- What the task asks:
Look through the material below. Copy each line that contains the string "structure".

** start of Items **

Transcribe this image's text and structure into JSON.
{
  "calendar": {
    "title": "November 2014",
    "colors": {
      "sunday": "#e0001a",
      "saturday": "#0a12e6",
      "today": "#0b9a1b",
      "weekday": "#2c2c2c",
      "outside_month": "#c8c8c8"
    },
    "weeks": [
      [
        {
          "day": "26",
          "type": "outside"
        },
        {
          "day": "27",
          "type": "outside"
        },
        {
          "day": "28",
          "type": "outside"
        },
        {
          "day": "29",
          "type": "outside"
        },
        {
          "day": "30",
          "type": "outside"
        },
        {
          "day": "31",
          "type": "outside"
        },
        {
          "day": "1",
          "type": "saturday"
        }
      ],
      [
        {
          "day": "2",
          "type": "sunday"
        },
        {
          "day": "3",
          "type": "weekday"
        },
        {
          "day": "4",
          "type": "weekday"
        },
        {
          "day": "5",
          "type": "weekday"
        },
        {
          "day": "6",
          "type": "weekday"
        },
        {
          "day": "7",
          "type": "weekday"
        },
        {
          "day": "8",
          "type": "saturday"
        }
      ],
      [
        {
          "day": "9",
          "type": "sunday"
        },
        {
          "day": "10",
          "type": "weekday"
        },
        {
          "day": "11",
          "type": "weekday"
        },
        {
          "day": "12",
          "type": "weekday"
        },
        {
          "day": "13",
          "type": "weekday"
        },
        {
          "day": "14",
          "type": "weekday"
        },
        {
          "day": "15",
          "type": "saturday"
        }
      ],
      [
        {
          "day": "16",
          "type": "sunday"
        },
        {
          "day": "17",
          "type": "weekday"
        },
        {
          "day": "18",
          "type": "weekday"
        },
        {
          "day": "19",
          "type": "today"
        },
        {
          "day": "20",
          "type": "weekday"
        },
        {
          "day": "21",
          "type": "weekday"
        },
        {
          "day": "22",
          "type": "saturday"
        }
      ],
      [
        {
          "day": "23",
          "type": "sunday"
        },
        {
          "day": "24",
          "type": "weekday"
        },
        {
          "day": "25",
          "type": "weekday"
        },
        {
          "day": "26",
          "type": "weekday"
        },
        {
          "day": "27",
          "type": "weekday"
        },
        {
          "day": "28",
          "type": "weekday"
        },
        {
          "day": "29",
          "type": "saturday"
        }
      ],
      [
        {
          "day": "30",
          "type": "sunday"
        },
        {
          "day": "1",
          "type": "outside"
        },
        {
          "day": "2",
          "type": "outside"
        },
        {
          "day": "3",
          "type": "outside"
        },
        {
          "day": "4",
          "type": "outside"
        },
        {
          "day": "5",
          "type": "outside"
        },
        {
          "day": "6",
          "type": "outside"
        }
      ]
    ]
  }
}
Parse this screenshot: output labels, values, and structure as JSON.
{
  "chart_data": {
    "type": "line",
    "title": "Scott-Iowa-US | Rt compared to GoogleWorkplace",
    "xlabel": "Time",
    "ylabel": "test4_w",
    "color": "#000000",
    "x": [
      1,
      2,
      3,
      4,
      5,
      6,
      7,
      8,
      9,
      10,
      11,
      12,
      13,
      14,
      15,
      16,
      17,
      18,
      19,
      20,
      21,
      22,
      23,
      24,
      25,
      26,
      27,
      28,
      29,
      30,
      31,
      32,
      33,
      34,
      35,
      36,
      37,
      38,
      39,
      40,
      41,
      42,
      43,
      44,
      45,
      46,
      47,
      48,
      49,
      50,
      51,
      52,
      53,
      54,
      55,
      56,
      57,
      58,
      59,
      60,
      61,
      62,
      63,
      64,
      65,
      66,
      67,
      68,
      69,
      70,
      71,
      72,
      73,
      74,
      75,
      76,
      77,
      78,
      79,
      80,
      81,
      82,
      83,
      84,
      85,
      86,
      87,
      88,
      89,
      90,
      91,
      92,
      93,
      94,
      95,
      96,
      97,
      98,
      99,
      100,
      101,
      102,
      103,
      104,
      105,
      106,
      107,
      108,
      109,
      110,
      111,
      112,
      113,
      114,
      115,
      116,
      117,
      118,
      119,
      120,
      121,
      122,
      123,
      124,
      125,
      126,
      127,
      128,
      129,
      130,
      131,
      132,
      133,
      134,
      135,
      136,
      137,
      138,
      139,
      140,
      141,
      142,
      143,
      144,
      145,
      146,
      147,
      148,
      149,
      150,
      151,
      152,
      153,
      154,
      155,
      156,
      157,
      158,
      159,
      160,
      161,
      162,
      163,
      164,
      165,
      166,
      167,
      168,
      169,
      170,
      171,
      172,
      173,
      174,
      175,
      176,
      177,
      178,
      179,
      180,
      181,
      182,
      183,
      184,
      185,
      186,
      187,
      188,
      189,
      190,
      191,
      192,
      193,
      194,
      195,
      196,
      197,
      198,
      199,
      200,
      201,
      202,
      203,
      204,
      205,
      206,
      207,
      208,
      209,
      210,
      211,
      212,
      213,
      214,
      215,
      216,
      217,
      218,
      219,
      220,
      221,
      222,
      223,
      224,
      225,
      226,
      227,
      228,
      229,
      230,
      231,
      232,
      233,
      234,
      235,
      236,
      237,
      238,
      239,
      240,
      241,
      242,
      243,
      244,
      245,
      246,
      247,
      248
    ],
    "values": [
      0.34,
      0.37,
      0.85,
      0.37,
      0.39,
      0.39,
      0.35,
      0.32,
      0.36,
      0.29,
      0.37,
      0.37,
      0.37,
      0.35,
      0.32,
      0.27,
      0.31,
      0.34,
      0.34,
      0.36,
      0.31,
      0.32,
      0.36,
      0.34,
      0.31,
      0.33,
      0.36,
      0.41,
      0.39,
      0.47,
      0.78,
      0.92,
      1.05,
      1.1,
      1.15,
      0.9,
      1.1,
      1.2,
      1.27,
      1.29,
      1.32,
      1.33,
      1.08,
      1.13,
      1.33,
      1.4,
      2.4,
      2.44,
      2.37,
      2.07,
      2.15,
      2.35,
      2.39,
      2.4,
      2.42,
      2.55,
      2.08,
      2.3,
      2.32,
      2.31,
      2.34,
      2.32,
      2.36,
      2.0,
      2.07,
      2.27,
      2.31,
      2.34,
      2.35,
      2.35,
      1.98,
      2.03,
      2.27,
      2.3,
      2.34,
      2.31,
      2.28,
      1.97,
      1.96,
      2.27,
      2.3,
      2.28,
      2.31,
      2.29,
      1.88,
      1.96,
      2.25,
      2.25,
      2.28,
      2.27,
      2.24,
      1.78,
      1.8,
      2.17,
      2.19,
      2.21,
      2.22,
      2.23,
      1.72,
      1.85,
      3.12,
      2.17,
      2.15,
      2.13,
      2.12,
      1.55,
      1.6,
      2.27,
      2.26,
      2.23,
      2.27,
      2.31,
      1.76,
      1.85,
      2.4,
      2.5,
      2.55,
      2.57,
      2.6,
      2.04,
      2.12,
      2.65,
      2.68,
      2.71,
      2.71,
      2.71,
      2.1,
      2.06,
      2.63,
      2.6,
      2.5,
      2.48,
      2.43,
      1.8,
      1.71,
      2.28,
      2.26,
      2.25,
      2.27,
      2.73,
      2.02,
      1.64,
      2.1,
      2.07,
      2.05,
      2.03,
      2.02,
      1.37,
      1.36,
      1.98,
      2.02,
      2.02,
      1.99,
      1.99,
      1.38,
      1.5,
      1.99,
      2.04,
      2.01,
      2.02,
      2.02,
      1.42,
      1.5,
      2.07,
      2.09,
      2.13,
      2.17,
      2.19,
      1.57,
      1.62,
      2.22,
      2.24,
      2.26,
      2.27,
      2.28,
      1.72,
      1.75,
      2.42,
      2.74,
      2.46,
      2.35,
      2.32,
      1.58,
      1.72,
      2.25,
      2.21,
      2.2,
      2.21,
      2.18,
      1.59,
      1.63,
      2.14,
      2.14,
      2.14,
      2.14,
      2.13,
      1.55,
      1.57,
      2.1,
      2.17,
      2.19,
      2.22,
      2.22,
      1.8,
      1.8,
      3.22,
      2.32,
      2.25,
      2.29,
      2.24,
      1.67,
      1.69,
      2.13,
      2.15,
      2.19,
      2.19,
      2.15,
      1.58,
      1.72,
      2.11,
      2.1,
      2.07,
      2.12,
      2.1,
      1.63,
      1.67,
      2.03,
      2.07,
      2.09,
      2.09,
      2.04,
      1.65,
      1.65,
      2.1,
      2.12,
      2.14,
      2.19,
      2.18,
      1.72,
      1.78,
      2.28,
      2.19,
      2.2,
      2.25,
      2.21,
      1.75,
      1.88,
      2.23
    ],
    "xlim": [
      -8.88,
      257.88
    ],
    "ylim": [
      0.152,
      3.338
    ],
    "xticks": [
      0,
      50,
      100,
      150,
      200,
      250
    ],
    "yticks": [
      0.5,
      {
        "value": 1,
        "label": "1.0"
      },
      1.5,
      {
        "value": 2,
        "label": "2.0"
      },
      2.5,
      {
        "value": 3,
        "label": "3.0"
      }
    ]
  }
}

** end of Items **

- Result of the exercise:
Transcribe this image's text and structure into JSON.
Parse this screenshot: output labels, values, and structure as JSON.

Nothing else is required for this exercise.